**Stated task:**
Using the listing beneath this task, count the lines with the word "label" and write only the result.
§ §
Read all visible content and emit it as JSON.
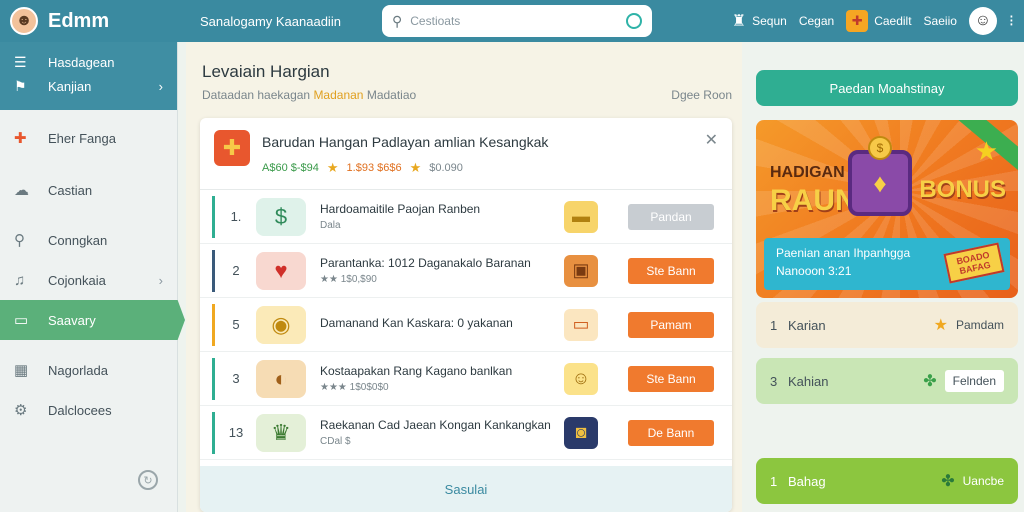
{
  "topbar": {
    "brand": "Edmm",
    "subtitle": "Sanalogamy Kaanaadiin",
    "search_placeholder": "Cestioats",
    "sign_in": "Sequn",
    "login": "Cegan",
    "credits": "Caedilt",
    "settings": "Saeiio",
    "brand_color": "#3a8aa0"
  },
  "sidebar": {
    "head": [
      {
        "label": "Hasdagean",
        "icon": "menu-icon"
      },
      {
        "label": "Kanjian",
        "icon": "flag-icon"
      }
    ],
    "items": [
      {
        "label": "Eher Fanga",
        "icon": "gift-icon"
      },
      {
        "label": "Castian",
        "icon": "cloud-icon"
      },
      {
        "label": "Conngkan",
        "icon": "search-icon"
      },
      {
        "label": "Cojonkaia",
        "icon": "bell-icon"
      },
      {
        "label": "Saavary",
        "icon": "chat-icon"
      },
      {
        "label": "Nagorlada",
        "icon": "calendar-icon"
      },
      {
        "label": "Dalclocees",
        "icon": "gear-icon"
      }
    ],
    "active_color": "#5bb07a"
  },
  "main": {
    "title": "Levaiain Hargian",
    "sub_prefix": "Dataadan haekagan",
    "sub_highlight": "Madanan",
    "sub_suffix": "Madatiao",
    "right_note": "Dgee Roon",
    "panel": {
      "title": "Barudan Hangan Padlayan amlian Kesangkak",
      "meta_green": "A$60 $-$94",
      "meta_orange": "1.$93 $6$6",
      "meta_grey": "$0.090",
      "rows": [
        {
          "rank": "1.",
          "title": "Hardoamaitile Paojan Ranben",
          "sub": "Dala",
          "button": "Pandan",
          "button_style": "grey",
          "bar_color": "#2fae92",
          "icon": "coins-icon",
          "item_icon": "gold-bar-icon"
        },
        {
          "rank": "2",
          "title": "Parantanka: 1012 Daganakalo Baranan",
          "sub": "★★ 1$0,$90",
          "button": "Ste Bann",
          "button_style": "orange",
          "bar_color": "#3a5a7a",
          "icon": "heart-badge-icon",
          "item_icon": "jar-icon"
        },
        {
          "rank": "5",
          "title": "Damanand Kan Kaskara: 0 yakanan",
          "sub": "",
          "button": "Pamam",
          "button_style": "orange",
          "bar_color": "#f0a820",
          "icon": "coin-bag-icon",
          "item_icon": "ticket-icon"
        },
        {
          "rank": "3",
          "title": "Kostaapakan Rang Kagano banlkan",
          "sub": "★★★ 1$0$0$0",
          "button": "Ste Bann",
          "button_style": "orange",
          "bar_color": "#2fae92",
          "icon": "bread-coin-icon",
          "item_icon": "smiley-icon"
        },
        {
          "rank": "13",
          "title": "Raekanan Cad Jaean Kongan Kankangkan",
          "sub": "CDal $",
          "button": "De Bann",
          "button_style": "orange",
          "bar_color": "#2fae92",
          "icon": "crown-coin-icon",
          "item_icon": "can-icon"
        }
      ],
      "footer": "Sasulai"
    }
  },
  "right": {
    "top_button": "Paedan Moahstinay",
    "banner": {
      "hadiah": "HADIGAN",
      "raun": "RAUN",
      "bonus": "BONUS",
      "line1": "Paenian anan Ihpanhgga",
      "line2": "Nanooon 3:21",
      "stamp": "BOADO BAFAG"
    },
    "cards": [
      {
        "num": "1",
        "label": "Karian",
        "value": "Pamdam",
        "icon": "star-icon"
      },
      {
        "num": "3",
        "label": "Kahian",
        "value": "Felnden",
        "icon": "puzzle-icon"
      },
      {
        "num": "1",
        "label": "Bahag",
        "value": "Uancbe",
        "icon": "puzzle-icon"
      }
    ]
  }
}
§ §
**Complete response:**
12